(Records about charts and figures)
::::::::::

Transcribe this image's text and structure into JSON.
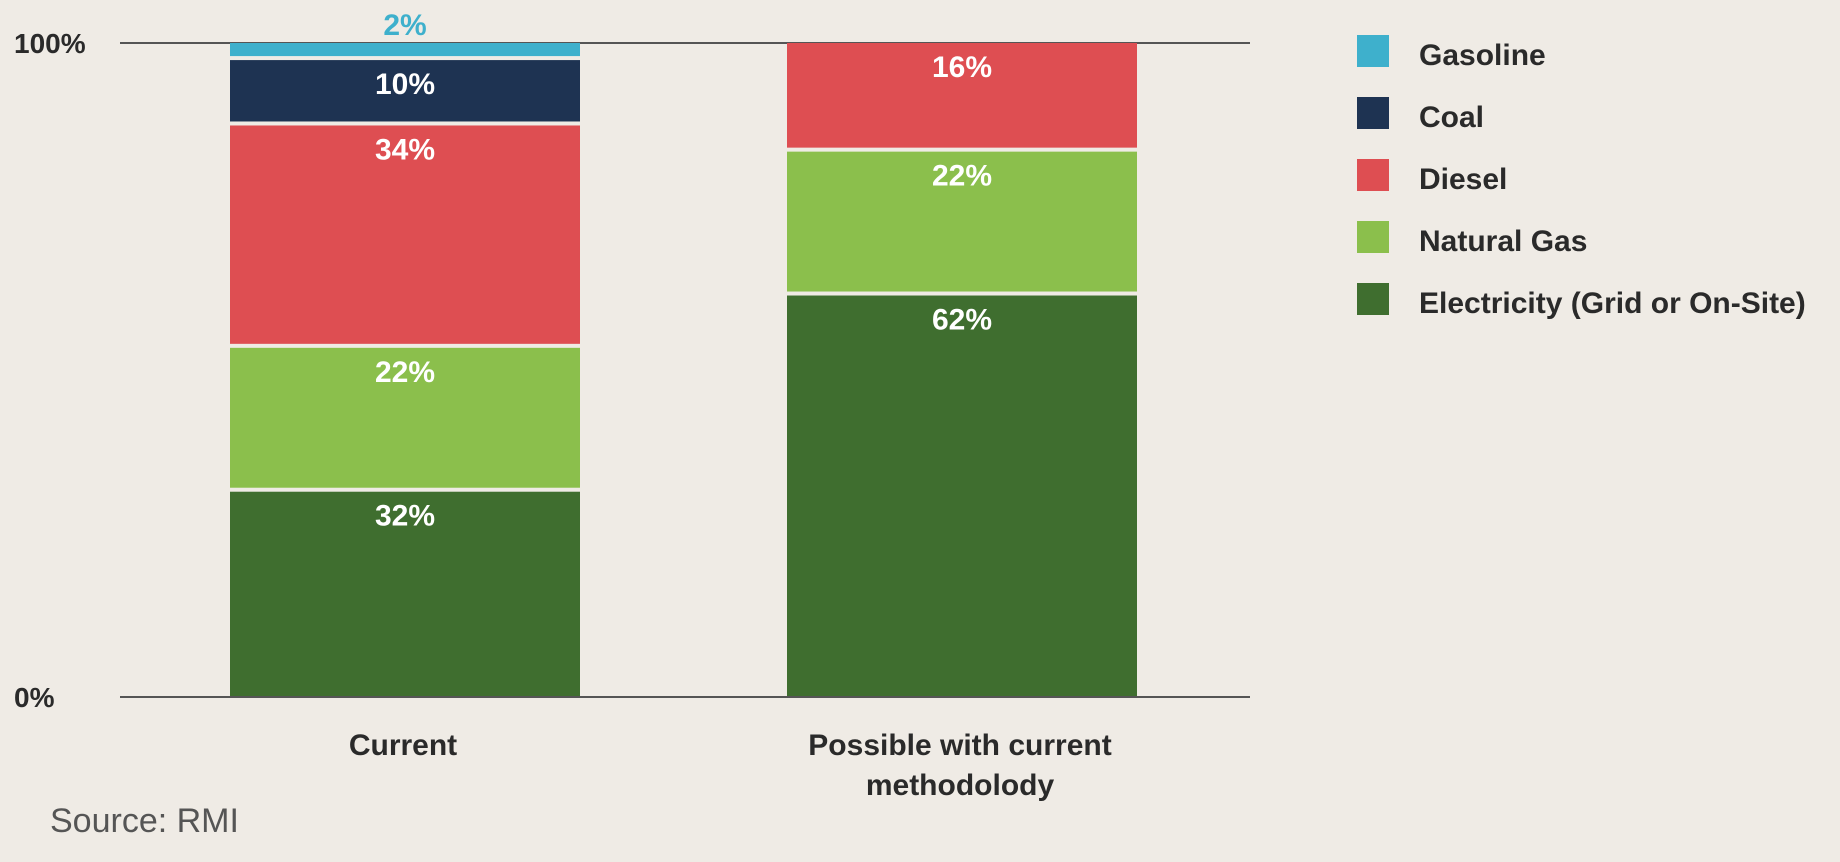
{
  "chart_data": {
    "type": "bar",
    "stacked": true,
    "categories": [
      [
        "Current"
      ],
      [
        "Possible with current",
        "methodolody"
      ]
    ],
    "series": [
      {
        "name": "Electricity (Grid or On-Site)",
        "color": "#3f6e2f",
        "values": [
          32,
          62
        ],
        "labels": [
          "32%",
          "62%"
        ],
        "label_color": "#ffffff"
      },
      {
        "name": "Natural Gas",
        "color": "#8bbf4c",
        "values": [
          22,
          22
        ],
        "labels": [
          "22%",
          "22%"
        ],
        "label_color": "#ffffff"
      },
      {
        "name": "Diesel",
        "color": "#de4e52",
        "values": [
          34,
          16
        ],
        "labels": [
          "34%",
          "16%"
        ],
        "label_color": "#ffffff"
      },
      {
        "name": "Coal",
        "color": "#1e3352",
        "values": [
          10,
          0
        ],
        "labels": [
          "10%",
          ""
        ],
        "label_color": "#ffffff"
      },
      {
        "name": "Gasoline",
        "color": "#3eb0cc",
        "values": [
          2,
          0
        ],
        "labels": [
          "2%",
          ""
        ],
        "label_color": "#3eb0cc",
        "label_above": true
      }
    ],
    "legend_order": [
      "Gasoline",
      "Coal",
      "Diesel",
      "Natural Gas",
      "Electricity (Grid or On-Site)"
    ],
    "y_ticks": [
      {
        "value": 0,
        "label": "0%"
      },
      {
        "value": 100,
        "label": "100%"
      }
    ],
    "ylim": [
      0,
      100
    ],
    "legend_position": "right",
    "grid": false
  },
  "source": "Source: RMI"
}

::::::::::

● What you need to do
Print the listing above in full, exactly as written. Omit any pictures.

● Result
Transcribe this image's text and structure into JSON.
{
  "chart_data": {
    "type": "bar",
    "stacked": true,
    "categories": [
      [
        "Current"
      ],
      [
        "Possible with current",
        "methodolody"
      ]
    ],
    "series": [
      {
        "name": "Electricity (Grid or On-Site)",
        "color": "#3f6e2f",
        "values": [
          32,
          62
        ],
        "labels": [
          "32%",
          "62%"
        ],
        "label_color": "#ffffff"
      },
      {
        "name": "Natural Gas",
        "color": "#8bbf4c",
        "values": [
          22,
          22
        ],
        "labels": [
          "22%",
          "22%"
        ],
        "label_color": "#ffffff"
      },
      {
        "name": "Diesel",
        "color": "#de4e52",
        "values": [
          34,
          16
        ],
        "labels": [
          "34%",
          "16%"
        ],
        "label_color": "#ffffff"
      },
      {
        "name": "Coal",
        "color": "#1e3352",
        "values": [
          10,
          0
        ],
        "labels": [
          "10%",
          ""
        ],
        "label_color": "#ffffff"
      },
      {
        "name": "Gasoline",
        "color": "#3eb0cc",
        "values": [
          2,
          0
        ],
        "labels": [
          "2%",
          ""
        ],
        "label_color": "#3eb0cc",
        "label_above": true
      }
    ],
    "legend_order": [
      "Gasoline",
      "Coal",
      "Diesel",
      "Natural Gas",
      "Electricity (Grid or On-Site)"
    ],
    "y_ticks": [
      {
        "value": 0,
        "label": "0%"
      },
      {
        "value": 100,
        "label": "100%"
      }
    ],
    "ylim": [
      0,
      100
    ],
    "legend_position": "right",
    "grid": false
  },
  "source": "Source: RMI"
}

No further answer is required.